YOUR TASK:
Go through the lines below and transcribe each one exactly.

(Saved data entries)
****

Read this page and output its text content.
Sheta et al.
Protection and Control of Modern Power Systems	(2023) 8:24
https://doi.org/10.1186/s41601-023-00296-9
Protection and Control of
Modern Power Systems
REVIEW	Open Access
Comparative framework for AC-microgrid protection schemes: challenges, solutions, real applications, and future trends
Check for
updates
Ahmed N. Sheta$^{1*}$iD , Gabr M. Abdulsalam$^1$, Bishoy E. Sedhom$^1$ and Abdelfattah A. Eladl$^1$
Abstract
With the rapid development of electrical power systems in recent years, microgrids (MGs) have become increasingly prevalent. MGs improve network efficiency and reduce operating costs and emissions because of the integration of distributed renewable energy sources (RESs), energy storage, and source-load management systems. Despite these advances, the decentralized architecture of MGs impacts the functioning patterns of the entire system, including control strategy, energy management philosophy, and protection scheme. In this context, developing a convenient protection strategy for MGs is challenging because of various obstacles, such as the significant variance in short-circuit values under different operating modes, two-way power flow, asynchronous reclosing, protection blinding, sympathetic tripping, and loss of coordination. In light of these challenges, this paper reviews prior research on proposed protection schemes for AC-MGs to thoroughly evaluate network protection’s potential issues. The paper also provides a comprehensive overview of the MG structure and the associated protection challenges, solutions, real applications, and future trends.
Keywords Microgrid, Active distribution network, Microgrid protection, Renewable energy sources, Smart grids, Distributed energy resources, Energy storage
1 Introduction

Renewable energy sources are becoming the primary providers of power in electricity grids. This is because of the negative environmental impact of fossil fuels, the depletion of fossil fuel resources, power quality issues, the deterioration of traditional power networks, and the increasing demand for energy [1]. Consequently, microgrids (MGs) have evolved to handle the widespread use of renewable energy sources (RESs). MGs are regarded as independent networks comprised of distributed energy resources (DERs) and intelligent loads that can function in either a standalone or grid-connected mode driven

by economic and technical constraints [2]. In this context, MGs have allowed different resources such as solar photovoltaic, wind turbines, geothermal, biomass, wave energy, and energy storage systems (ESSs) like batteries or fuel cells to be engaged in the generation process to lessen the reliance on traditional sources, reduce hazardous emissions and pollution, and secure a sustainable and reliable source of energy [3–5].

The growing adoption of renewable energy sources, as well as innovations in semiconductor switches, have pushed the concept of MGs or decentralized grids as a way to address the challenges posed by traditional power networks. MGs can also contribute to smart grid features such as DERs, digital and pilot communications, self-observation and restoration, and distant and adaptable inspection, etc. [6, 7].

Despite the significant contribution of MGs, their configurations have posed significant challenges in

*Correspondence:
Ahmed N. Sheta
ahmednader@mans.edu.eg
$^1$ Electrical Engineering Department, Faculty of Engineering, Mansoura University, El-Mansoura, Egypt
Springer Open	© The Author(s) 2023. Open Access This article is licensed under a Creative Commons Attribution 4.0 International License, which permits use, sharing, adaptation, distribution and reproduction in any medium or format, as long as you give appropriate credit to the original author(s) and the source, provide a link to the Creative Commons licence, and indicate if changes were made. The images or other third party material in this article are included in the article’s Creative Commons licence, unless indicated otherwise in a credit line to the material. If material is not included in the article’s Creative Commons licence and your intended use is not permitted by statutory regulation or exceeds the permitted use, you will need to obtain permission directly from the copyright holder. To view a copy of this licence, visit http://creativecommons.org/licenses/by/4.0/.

****

SOLUTION FOR THIS EXERCISE:
Read this page and output its text content.
Sheta et al.
Protection and Control of Modern Power Systems	(2023) 8:24
https://doi.org/10.1186/s41601-023-00296-9
Protection and Control of
Modern Power Systems
REVIEW	Open Access
Comparative framework for AC-microgrid protection schemes: challenges, solutions, real applications, and future trends
Check for
updates
Ahmed N. Sheta$^{1*}$iD , Gabr M. Abdulsalam$^1$, Bishoy E. Sedhom$^1$ and Abdelfattah A. Eladl$^1$
Abstract
With the rapid development of electrical power systems in recent years, microgrids (MGs) have become increasingly prevalent. MGs improve network efficiency and reduce operating costs and emissions because of the integration of distributed renewable energy sources (RESs), energy storage, and source-load management systems. Despite these advances, the decentralized architecture of MGs impacts the functioning patterns of the entire system, including control strategy, energy management philosophy, and protection scheme. In this context, developing a convenient protection strategy for MGs is challenging because of various obstacles, such as the significant variance in short-circuit values under different operating modes, two-way power flow, asynchronous reclosing, protection blinding, sympathetic tripping, and loss of coordination. In light of these challenges, this paper reviews prior research on proposed protection schemes for AC-MGs to thoroughly evaluate network protection’s potential issues. The paper also provides a comprehensive overview of the MG structure and the associated protection challenges, solutions, real applications, and future trends.
Keywords Microgrid, Active distribution network, Microgrid protection, Renewable energy sources, Smart grids, Distributed energy resources, Energy storage
1 Introduction

Renewable energy sources are becoming the primary providers of power in electricity grids. This is because of the negative environmental impact of fossil fuels, the depletion of fossil fuel resources, power quality issues, the deterioration of traditional power networks, and the increasing demand for energy [1]. Consequently, microgrids (MGs) have evolved to handle the widespread use of renewable energy sources (RESs). MGs are regarded as independent networks comprised of distributed energy resources (DERs) and intelligent loads that can function in either a standalone or grid-connected mode driven

by economic and technical constraints [2]. In this context, MGs have allowed different resources such as solar photovoltaic, wind turbines, geothermal, biomass, wave energy, and energy storage systems (ESSs) like batteries or fuel cells to be engaged in the generation process to lessen the reliance on traditional sources, reduce hazardous emissions and pollution, and secure a sustainable and reliable source of energy [3–5].

The growing adoption of renewable energy sources, as well as innovations in semiconductor switches, have pushed the concept of MGs or decentralized grids as a way to address the challenges posed by traditional power networks. MGs can also contribute to smart grid features such as DERs, digital and pilot communications, self-observation and restoration, and distant and adaptable inspection, etc. [6, 7].

Despite the significant contribution of MGs, their configurations have posed significant challenges in

*Correspondence:
Ahmed N. Sheta
ahmednader@mans.edu.eg
$^1$ Electrical Engineering Department, Faculty of Engineering, Mansoura University, El-Mansoura, Egypt
Springer Open	© The Author(s) 2023. Open Access This article is licensed under a Creative Commons Attribution 4.0 International License, which permits use, sharing, adaptation, distribution and reproduction in any medium or format, as long as you give appropriate credit to the original author(s) and the source, provide a link to the Creative Commons licence, and indicate if changes were made. The images or other third party material in this article are included in the article’s Creative Commons licence, unless indicated otherwise in a credit line to the material. If material is not included in the article’s Creative Commons licence and your intended use is not permitted by statutory regulation or exceeds the permitted use, you will need to obtain permission directly from the copyright holder. To view a copy of this licence, visit http://creativecommons.org/licenses/by/4.0/.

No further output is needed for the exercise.